** What to produce **
Copy out every record below, word for word.

Records from a collection of figures:
START

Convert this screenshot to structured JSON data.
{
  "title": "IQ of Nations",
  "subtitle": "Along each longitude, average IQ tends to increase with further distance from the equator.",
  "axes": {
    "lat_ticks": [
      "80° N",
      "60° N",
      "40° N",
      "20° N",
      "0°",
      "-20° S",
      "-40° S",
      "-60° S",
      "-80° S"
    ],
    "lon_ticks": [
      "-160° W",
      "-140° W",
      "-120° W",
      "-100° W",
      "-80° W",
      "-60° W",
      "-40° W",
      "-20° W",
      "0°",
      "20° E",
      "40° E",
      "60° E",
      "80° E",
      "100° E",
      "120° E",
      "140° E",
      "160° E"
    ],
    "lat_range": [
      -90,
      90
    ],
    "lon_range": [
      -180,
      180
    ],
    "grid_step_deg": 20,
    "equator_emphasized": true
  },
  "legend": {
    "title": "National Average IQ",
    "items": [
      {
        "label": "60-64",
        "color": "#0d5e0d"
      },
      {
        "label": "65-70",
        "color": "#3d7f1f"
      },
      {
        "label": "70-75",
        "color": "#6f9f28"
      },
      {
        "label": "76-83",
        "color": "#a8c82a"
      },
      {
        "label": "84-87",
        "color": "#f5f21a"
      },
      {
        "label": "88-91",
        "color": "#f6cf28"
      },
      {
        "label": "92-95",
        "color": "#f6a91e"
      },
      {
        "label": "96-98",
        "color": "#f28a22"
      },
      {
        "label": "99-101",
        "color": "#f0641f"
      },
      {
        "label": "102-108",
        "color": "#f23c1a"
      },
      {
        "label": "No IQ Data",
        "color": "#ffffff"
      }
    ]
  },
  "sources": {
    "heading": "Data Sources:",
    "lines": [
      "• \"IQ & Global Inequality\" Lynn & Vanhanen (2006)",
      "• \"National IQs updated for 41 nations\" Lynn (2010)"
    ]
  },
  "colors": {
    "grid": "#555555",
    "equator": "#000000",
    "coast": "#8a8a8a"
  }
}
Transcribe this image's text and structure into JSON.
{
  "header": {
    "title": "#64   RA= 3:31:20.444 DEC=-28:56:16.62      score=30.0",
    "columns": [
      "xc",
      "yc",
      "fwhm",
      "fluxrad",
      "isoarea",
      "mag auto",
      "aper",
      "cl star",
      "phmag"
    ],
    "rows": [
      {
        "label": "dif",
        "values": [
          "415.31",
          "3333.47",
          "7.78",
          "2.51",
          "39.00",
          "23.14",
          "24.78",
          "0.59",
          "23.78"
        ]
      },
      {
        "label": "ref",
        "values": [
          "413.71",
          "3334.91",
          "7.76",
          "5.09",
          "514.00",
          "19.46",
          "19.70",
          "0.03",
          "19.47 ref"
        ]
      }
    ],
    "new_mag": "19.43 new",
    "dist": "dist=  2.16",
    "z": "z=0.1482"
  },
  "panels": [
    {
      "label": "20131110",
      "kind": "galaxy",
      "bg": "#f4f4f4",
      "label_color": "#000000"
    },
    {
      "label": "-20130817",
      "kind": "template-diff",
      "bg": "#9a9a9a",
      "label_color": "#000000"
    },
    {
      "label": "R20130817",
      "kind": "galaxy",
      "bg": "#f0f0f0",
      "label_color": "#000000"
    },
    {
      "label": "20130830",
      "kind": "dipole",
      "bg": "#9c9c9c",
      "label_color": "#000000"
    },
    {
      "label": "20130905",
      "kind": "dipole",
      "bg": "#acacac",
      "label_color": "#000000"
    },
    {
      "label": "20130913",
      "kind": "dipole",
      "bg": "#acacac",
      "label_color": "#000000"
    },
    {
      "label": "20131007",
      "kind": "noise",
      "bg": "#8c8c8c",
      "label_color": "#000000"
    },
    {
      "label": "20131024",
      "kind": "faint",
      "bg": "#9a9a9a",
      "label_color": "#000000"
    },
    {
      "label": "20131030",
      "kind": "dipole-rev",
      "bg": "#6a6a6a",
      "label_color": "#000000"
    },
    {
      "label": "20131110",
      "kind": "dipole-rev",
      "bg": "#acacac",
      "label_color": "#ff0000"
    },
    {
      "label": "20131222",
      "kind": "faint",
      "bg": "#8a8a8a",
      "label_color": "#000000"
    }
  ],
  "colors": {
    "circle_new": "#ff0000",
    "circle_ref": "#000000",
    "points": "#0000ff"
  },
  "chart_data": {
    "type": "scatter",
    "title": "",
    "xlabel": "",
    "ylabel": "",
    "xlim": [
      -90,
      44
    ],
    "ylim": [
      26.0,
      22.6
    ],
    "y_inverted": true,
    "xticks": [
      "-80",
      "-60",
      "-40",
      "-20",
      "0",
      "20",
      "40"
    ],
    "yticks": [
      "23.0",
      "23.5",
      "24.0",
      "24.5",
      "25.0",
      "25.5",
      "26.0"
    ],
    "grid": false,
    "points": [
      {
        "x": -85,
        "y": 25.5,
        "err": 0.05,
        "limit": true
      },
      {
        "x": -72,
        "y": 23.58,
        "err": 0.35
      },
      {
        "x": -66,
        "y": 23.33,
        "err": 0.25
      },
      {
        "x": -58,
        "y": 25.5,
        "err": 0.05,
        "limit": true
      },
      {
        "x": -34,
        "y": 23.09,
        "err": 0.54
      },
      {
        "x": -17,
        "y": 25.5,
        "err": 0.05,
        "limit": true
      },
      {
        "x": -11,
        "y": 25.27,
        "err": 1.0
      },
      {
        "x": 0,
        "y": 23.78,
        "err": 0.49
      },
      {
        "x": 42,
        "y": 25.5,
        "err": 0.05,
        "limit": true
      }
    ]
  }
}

END

** Answer in full **
Convert this screenshot to structured JSON data.
{
  "title": "IQ of Nations",
  "subtitle": "Along each longitude, average IQ tends to increase with further distance from the equator.",
  "axes": {
    "lat_ticks": [
      "80° N",
      "60° N",
      "40° N",
      "20° N",
      "0°",
      "-20° S",
      "-40° S",
      "-60° S",
      "-80° S"
    ],
    "lon_ticks": [
      "-160° W",
      "-140° W",
      "-120° W",
      "-100° W",
      "-80° W",
      "-60° W",
      "-40° W",
      "-20° W",
      "0°",
      "20° E",
      "40° E",
      "60° E",
      "80° E",
      "100° E",
      "120° E",
      "140° E",
      "160° E"
    ],
    "lat_range": [
      -90,
      90
    ],
    "lon_range": [
      -180,
      180
    ],
    "grid_step_deg": 20,
    "equator_emphasized": true
  },
  "legend": {
    "title": "National Average IQ",
    "items": [
      {
        "label": "60-64",
        "color": "#0d5e0d"
      },
      {
        "label": "65-70",
        "color": "#3d7f1f"
      },
      {
        "label": "70-75",
        "color": "#6f9f28"
      },
      {
        "label": "76-83",
        "color": "#a8c82a"
      },
      {
        "label": "84-87",
        "color": "#f5f21a"
      },
      {
        "label": "88-91",
        "color": "#f6cf28"
      },
      {
        "label": "92-95",
        "color": "#f6a91e"
      },
      {
        "label": "96-98",
        "color": "#f28a22"
      },
      {
        "label": "99-101",
        "color": "#f0641f"
      },
      {
        "label": "102-108",
        "color": "#f23c1a"
      },
      {
        "label": "No IQ Data",
        "color": "#ffffff"
      }
    ]
  },
  "sources": {
    "heading": "Data Sources:",
    "lines": [
      "• \"IQ & Global Inequality\" Lynn & Vanhanen (2006)",
      "• \"National IQs updated for 41 nations\" Lynn (2010)"
    ]
  },
  "colors": {
    "grid": "#555555",
    "equator": "#000000",
    "coast": "#8a8a8a"
  }
}
Transcribe this image's text and structure into JSON.
{
  "header": {
    "title": "#64   RA= 3:31:20.444 DEC=-28:56:16.62      score=30.0",
    "columns": [
      "xc",
      "yc",
      "fwhm",
      "fluxrad",
      "isoarea",
      "mag auto",
      "aper",
      "cl star",
      "phmag"
    ],
    "rows": [
      {
        "label": "dif",
        "values": [
          "415.31",
          "3333.47",
          "7.78",
          "2.51",
          "39.00",
          "23.14",
          "24.78",
          "0.59",
          "23.78"
        ]
      },
      {
        "label": "ref",
        "values": [
          "413.71",
          "3334.91",
          "7.76",
          "5.09",
          "514.00",
          "19.46",
          "19.70",
          "0.03",
          "19.47 ref"
        ]
      }
    ],
    "new_mag": "19.43 new",
    "dist": "dist=  2.16",
    "z": "z=0.1482"
  },
  "panels": [
    {
      "label": "20131110",
      "kind": "galaxy",
      "bg": "#f4f4f4",
      "label_color": "#000000"
    },
    {
      "label": "-20130817",
      "kind": "template-diff",
      "bg": "#9a9a9a",
      "label_color": "#000000"
    },
    {
      "label": "R20130817",
      "kind": "galaxy",
      "bg": "#f0f0f0",
      "label_color": "#000000"
    },
    {
      "label": "20130830",
      "kind": "dipole",
      "bg": "#9c9c9c",
      "label_color": "#000000"
    },
    {
      "label": "20130905",
      "kind": "dipole",
      "bg": "#acacac",
      "label_color": "#000000"
    },
    {
      "label": "20130913",
      "kind": "dipole",
      "bg": "#acacac",
      "label_color": "#000000"
    },
    {
      "label": "20131007",
      "kind": "noise",
      "bg": "#8c8c8c",
      "label_color": "#000000"
    },
    {
      "label": "20131024",
      "kind": "faint",
      "bg": "#9a9a9a",
      "label_color": "#000000"
    },
    {
      "label": "20131030",
      "kind": "dipole-rev",
      "bg": "#6a6a6a",
      "label_color": "#000000"
    },
    {
      "label": "20131110",
      "kind": "dipole-rev",
      "bg": "#acacac",
      "label_color": "#ff0000"
    },
    {
      "label": "20131222",
      "kind": "faint",
      "bg": "#8a8a8a",
      "label_color": "#000000"
    }
  ],
  "colors": {
    "circle_new": "#ff0000",
    "circle_ref": "#000000",
    "points": "#0000ff"
  },
  "chart_data": {
    "type": "scatter",
    "title": "",
    "xlabel": "",
    "ylabel": "",
    "xlim": [
      -90,
      44
    ],
    "ylim": [
      26.0,
      22.6
    ],
    "y_inverted": true,
    "xticks": [
      "-80",
      "-60",
      "-40",
      "-20",
      "0",
      "20",
      "40"
    ],
    "yticks": [
      "23.0",
      "23.5",
      "24.0",
      "24.5",
      "25.0",
      "25.5",
      "26.0"
    ],
    "grid": false,
    "points": [
      {
        "x": -85,
        "y": 25.5,
        "err": 0.05,
        "limit": true
      },
      {
        "x": -72,
        "y": 23.58,
        "err": 0.35
      },
      {
        "x": -66,
        "y": 23.33,
        "err": 0.25
      },
      {
        "x": -58,
        "y": 25.5,
        "err": 0.05,
        "limit": true
      },
      {
        "x": -34,
        "y": 23.09,
        "err": 0.54
      },
      {
        "x": -17,
        "y": 25.5,
        "err": 0.05,
        "limit": true
      },
      {
        "x": -11,
        "y": 25.27,
        "err": 1.0
      },
      {
        "x": 0,
        "y": 23.78,
        "err": 0.49
      },
      {
        "x": 42,
        "y": 25.5,
        "err": 0.05,
        "limit": true
      }
    ]
  }
}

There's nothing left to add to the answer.